- **Entries supplied**
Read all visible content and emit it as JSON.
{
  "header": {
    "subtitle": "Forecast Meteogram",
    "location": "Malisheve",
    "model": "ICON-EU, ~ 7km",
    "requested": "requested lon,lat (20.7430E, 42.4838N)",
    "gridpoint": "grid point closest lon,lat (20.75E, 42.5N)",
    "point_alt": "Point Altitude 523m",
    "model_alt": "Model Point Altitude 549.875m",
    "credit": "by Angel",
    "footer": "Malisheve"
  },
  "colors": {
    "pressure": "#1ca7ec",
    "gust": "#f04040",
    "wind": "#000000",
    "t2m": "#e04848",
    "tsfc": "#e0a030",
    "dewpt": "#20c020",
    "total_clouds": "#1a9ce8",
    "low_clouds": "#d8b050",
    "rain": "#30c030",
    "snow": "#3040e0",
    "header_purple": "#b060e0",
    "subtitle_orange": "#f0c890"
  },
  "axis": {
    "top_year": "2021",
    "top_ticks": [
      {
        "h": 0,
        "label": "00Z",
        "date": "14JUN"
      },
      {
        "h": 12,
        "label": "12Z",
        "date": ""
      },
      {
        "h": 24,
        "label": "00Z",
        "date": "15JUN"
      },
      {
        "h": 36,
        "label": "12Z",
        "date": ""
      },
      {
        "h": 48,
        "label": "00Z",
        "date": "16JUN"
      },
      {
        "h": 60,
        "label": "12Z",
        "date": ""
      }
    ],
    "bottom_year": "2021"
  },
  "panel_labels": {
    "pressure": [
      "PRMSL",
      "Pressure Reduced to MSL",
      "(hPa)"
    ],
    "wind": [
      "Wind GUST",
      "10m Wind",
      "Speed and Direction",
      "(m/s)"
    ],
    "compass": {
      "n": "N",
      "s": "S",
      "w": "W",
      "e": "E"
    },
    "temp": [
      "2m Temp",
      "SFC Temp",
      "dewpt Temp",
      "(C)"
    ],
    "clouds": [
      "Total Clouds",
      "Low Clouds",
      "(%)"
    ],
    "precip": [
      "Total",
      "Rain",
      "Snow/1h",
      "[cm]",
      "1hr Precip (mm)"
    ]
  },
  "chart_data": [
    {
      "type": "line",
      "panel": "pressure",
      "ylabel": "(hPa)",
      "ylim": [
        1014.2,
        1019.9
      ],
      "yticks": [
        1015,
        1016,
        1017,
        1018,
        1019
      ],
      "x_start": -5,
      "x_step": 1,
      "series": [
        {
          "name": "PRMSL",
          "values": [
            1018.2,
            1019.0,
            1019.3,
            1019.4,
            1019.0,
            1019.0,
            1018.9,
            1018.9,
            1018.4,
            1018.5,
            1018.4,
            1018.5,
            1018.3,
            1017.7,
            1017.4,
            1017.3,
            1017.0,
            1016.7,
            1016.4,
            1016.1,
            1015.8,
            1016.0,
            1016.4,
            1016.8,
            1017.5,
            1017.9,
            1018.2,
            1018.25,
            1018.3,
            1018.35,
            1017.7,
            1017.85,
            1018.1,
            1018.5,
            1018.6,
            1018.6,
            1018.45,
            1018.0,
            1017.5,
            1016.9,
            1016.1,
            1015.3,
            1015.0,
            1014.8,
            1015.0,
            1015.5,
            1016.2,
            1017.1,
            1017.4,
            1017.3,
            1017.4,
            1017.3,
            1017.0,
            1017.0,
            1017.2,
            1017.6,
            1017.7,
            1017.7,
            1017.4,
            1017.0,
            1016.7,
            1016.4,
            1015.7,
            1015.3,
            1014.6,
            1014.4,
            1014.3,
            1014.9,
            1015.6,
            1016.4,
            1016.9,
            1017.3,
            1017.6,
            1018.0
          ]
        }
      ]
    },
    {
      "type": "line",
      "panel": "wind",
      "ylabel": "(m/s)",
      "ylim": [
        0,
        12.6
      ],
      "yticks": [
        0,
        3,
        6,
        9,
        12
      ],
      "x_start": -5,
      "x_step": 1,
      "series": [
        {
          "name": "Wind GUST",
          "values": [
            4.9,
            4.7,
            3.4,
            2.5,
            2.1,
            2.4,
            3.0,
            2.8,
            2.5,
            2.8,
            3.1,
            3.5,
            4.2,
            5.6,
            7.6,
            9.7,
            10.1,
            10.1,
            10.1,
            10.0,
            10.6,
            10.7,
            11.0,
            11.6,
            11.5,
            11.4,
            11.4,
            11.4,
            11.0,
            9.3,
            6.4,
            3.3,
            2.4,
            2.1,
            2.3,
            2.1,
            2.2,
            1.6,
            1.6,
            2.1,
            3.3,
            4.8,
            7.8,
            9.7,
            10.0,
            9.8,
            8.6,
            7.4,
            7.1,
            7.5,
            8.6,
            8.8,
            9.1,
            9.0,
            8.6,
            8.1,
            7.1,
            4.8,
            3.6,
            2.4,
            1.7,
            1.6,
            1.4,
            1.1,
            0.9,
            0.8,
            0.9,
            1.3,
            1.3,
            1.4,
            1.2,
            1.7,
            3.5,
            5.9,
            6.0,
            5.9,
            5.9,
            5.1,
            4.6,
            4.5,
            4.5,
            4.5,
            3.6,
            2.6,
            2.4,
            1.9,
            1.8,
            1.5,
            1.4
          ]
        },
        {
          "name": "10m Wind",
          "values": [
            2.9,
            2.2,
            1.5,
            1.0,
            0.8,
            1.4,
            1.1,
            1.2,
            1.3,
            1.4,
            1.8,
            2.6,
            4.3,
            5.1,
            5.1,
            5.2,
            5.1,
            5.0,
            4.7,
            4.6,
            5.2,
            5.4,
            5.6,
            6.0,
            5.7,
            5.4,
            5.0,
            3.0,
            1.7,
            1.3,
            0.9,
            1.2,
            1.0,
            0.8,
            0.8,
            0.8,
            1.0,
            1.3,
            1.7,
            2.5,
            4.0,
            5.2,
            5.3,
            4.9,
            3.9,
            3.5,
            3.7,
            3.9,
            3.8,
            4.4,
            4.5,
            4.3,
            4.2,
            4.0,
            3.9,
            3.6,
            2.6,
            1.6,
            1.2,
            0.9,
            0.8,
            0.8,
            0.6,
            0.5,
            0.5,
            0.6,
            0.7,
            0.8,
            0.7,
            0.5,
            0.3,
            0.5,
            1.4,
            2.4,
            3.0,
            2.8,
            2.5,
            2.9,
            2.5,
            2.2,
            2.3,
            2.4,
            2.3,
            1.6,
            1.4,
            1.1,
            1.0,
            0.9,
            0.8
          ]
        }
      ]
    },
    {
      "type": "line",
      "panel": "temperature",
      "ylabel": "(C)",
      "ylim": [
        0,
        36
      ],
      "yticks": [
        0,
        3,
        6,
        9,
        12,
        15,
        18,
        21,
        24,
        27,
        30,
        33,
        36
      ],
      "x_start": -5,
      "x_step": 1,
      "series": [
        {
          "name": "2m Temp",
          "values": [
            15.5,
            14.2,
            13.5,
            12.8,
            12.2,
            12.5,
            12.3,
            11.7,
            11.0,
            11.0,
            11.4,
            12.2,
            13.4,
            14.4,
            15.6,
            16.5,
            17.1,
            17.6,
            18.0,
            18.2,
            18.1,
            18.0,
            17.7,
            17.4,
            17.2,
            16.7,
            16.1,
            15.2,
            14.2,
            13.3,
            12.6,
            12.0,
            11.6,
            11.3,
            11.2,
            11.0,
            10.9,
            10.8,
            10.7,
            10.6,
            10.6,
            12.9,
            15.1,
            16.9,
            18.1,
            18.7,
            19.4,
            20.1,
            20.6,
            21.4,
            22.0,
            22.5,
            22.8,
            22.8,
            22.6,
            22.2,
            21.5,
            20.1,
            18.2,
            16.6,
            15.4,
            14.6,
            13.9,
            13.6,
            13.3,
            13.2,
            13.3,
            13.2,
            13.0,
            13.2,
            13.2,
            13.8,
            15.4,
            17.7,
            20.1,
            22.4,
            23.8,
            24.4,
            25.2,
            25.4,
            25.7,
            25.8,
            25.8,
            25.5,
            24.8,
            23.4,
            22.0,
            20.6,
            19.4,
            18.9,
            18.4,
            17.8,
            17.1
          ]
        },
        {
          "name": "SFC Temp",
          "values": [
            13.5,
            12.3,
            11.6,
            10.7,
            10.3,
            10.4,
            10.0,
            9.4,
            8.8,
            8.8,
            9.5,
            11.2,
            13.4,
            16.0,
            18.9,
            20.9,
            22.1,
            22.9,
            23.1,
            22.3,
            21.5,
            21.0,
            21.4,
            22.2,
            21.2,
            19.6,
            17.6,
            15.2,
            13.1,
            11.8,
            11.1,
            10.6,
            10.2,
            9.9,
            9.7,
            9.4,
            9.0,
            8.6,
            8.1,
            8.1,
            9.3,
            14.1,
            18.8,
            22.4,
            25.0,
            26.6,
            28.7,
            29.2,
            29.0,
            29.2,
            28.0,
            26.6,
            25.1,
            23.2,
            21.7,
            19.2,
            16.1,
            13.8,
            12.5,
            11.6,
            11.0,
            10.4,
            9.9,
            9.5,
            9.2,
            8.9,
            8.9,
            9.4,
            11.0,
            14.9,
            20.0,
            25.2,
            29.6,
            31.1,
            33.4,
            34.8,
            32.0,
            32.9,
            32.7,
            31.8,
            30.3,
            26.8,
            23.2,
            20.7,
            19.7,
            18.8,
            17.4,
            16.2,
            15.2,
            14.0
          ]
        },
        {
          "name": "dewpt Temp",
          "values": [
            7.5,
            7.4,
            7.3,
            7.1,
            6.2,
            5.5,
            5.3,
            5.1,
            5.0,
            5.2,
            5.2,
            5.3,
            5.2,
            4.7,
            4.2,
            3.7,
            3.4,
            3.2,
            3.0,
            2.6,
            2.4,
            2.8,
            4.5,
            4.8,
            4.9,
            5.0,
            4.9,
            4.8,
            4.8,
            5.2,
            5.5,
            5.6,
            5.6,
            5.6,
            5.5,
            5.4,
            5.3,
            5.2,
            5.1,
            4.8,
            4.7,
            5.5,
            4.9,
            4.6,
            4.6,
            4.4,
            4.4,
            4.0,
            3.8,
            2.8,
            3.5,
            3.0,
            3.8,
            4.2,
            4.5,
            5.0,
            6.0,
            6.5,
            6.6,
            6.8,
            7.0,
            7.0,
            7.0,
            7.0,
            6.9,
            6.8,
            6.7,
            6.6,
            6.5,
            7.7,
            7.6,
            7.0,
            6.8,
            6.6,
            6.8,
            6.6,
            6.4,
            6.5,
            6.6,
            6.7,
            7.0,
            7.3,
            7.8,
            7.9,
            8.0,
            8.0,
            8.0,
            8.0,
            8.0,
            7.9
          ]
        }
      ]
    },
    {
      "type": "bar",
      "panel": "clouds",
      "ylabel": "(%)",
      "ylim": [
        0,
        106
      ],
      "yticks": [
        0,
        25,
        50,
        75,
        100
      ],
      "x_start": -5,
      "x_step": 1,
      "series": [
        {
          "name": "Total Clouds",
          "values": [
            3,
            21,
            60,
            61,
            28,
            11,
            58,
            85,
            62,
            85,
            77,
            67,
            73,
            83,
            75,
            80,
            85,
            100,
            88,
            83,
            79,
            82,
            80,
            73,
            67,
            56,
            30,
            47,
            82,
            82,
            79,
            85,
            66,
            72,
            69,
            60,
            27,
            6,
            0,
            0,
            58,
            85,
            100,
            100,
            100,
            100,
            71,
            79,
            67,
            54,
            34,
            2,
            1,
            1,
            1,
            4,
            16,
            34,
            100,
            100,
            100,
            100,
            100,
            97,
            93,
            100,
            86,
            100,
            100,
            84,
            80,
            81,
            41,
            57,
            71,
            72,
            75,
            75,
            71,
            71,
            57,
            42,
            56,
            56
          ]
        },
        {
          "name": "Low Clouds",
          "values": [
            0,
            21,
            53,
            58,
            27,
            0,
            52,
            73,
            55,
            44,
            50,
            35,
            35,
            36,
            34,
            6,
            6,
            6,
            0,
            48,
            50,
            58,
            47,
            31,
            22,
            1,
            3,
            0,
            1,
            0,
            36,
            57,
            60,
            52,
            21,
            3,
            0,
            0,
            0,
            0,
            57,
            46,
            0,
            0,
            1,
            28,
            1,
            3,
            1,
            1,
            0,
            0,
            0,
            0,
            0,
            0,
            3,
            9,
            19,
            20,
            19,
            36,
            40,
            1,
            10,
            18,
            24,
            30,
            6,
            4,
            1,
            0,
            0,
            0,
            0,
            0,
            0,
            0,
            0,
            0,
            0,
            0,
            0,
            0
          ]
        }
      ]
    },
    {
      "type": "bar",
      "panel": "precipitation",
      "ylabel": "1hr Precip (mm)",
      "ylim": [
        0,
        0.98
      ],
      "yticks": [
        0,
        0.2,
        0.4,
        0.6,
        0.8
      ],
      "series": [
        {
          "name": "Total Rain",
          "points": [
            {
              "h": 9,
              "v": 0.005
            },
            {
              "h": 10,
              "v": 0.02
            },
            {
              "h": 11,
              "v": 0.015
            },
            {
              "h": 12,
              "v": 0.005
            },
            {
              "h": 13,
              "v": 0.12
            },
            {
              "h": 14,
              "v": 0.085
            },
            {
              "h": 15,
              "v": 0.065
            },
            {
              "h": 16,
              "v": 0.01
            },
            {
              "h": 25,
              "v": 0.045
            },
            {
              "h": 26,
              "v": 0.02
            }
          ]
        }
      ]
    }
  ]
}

- **Task description**
Using the listing above, pull out all lines that hold the word "Altitude".

- **Solved problem**
    "point_alt": "Point Altitude 523m",
    "model_alt": "Model Point Altitude 549.875m",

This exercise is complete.